Given task: From the forum thread on testing graphical output, retype the passage starting with "This seems to" and going on through "about this ...".

Document passage:
====
Build/buy a robust multi-channel log: Ultimately, there's no way to get around writing scripts that simulate user interaction. This is not terribly difficult, and we should be able to buy the desired scripting software. The hard part is testing the results. A 'multi-channel' logging unit might simplify the testing process. The log has a number of channels, each of which can be written to independently, e.g. LOG(channel,text). A given acceptance test drives the program via script then compares the by-channel logs for the results. To develop a test, we turn on the script-capturer, interact with the program, then quit. Examine the logs manually and verify their correctness, then build an acceptance test that will re-run the script and compare the logs. The multiple channels are important, because we don't want to break existing script/log pairs just because we add function at another level.

So. Yech. Sounds like a lot of work. Worse, it sounds anti-XP because of all the thinking too far ahead I just did. Please help me figure out what's wrong with this picture-testing! -- MichaelHill

I have a similar question. I just met with one of our consultants who is doing some graphing/plotting software for a client. I was talking to him about the importance of tests, good test data, and so forth. I was emphasizing them along with their XP friends - refactoring, etc. In many ways, the XP method will work for him, but his function tests will have to be visually verified every single time. Won't they? Is there any other way?

This seems to be a harder problem than GUI testing in general, because often with GUI testing the layout isn't a huge concern; rather, you just want to verify the interactions between components, and that can be done by watching events and similar strategies. But for plotting and graphing, tiny details (individual pixels, even) are important. But you can't get that just from tracking drawing primitives, because optimization might change drawing strategies drastically while producing the same results.

I suppose he could do screen captures and compare them pixel-for-pixel ... is there an Extreme Programming challenge here? -- GlennVanderburg

How about this ...

Write AcceptanceTests that check whether the system's "analytical" features produce the right "vectors" of values to feed into the graphing tool. These can all be checked with the usual testing tools.

Write a small number of tests that convert provided constant vectors into pictures on the screen. Capture these and compare them bit for bit.

I've encountered QA departments with serious internal knowledge problems. One has to mentor them gently on some deep insights of software development. Like, save your test plan, because in a few months we'll give you the next release of the software and you won't want to write the test plan again from scratch.
====
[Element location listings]
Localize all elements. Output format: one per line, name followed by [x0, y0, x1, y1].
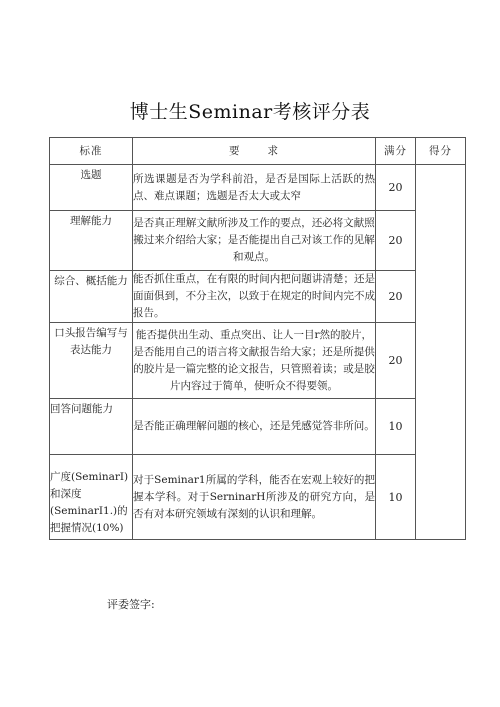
row-full-score: 10	[376, 455, 416, 540]
row-standard: 理解能力	[50, 211, 133, 271]
row-full-score: 20	[376, 165, 416, 211]
table-header-row	[50, 138, 466, 165]
row-full-score: 20	[376, 323, 416, 399]
row-requirement: 对于Seminar1所属的学科，能否在宏观上较好的把握本学科。对于SerninarH所涉及的研究方向，是否有对本研究领域有深刻的认识和理解。	[133, 455, 376, 540]
header-requirement-char-1: 要	[229, 144, 268, 157]
signature-label: 评委签字:	[107, 598, 155, 611]
row-requirement: 能否提供出生动、重点突出、让人一目r然的胶片，是否能用自己的语言将文献报告给大家；还是所提供的胶片是一篇完整的论文报告，只管照着读；或是胶片内容过于简单，使听众不得要领。	[133, 323, 376, 399]
scoring-table	[49, 137, 466, 540]
row-standard: 选题	[50, 165, 133, 211]
table-row	[50, 455, 466, 540]
row-requirement: 是否真正理解文献所涉及工作的要点，还必将文献照搬过来介绍给大家；是否能提出自己对该工作的见解和观点。	[133, 211, 376, 271]
header-standard: 标准	[50, 138, 133, 165]
header-full-score: 满分	[376, 138, 416, 165]
row-full-score: 20	[376, 211, 416, 271]
table-row	[50, 165, 466, 211]
row-standard: 口头报告编写与表达能力	[50, 323, 133, 399]
header-requirement	[133, 138, 376, 165]
table-row	[50, 271, 466, 323]
page-title: 博士生Seminar考核评分表	[129, 101, 371, 123]
header-requirement-char-2: 求	[267, 144, 279, 157]
row-requirement: 所选课题是否为学科前沿，是否是国际上活跃的热点、难点课题；选题是否太大或太窄	[133, 165, 376, 211]
header-score: 得分	[416, 138, 466, 165]
table-row	[50, 323, 466, 399]
row-requirement: 是否能正确理解问题的核心，还是凭感觉答非所问。	[133, 399, 376, 455]
table-row	[50, 211, 466, 271]
score-input-cell[interactable]	[416, 165, 466, 540]
row-full-score: 20	[376, 271, 416, 323]
row-standard: 综合、概括能力	[50, 271, 133, 323]
row-standard: 回答问题能力	[50, 399, 133, 455]
row-standard: 广度(SeminarI)和深度(SeminarI1.)的把握情况(10%)	[50, 455, 133, 540]
row-full-score: 10	[376, 399, 416, 455]
table-row	[50, 399, 466, 455]
row-requirement: 能否抓住重点，在有限的时间内把问题讲清楚；还是面面俱到，不分主次，以致于在规定的时间内完不成报告。	[133, 271, 376, 323]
====
Complete output:
This seems to be a harder problem than GUI testing in general, because often with GUI testing the layout isn't a huge concern; rather, you just want to verify the interactions between components, and that can be done by watching events and similar strategies. But for plotting and graphing, tiny details (individual pixels, even) are important. But you can't get that just from tracking drawing primitives, because optimization might change drawing strategies drastically while producing the same results.

I suppose he could do screen captures and compare them pixel-for-pixel ... is there an Extreme Programming challenge here? -- GlennVanderburg

How about this ...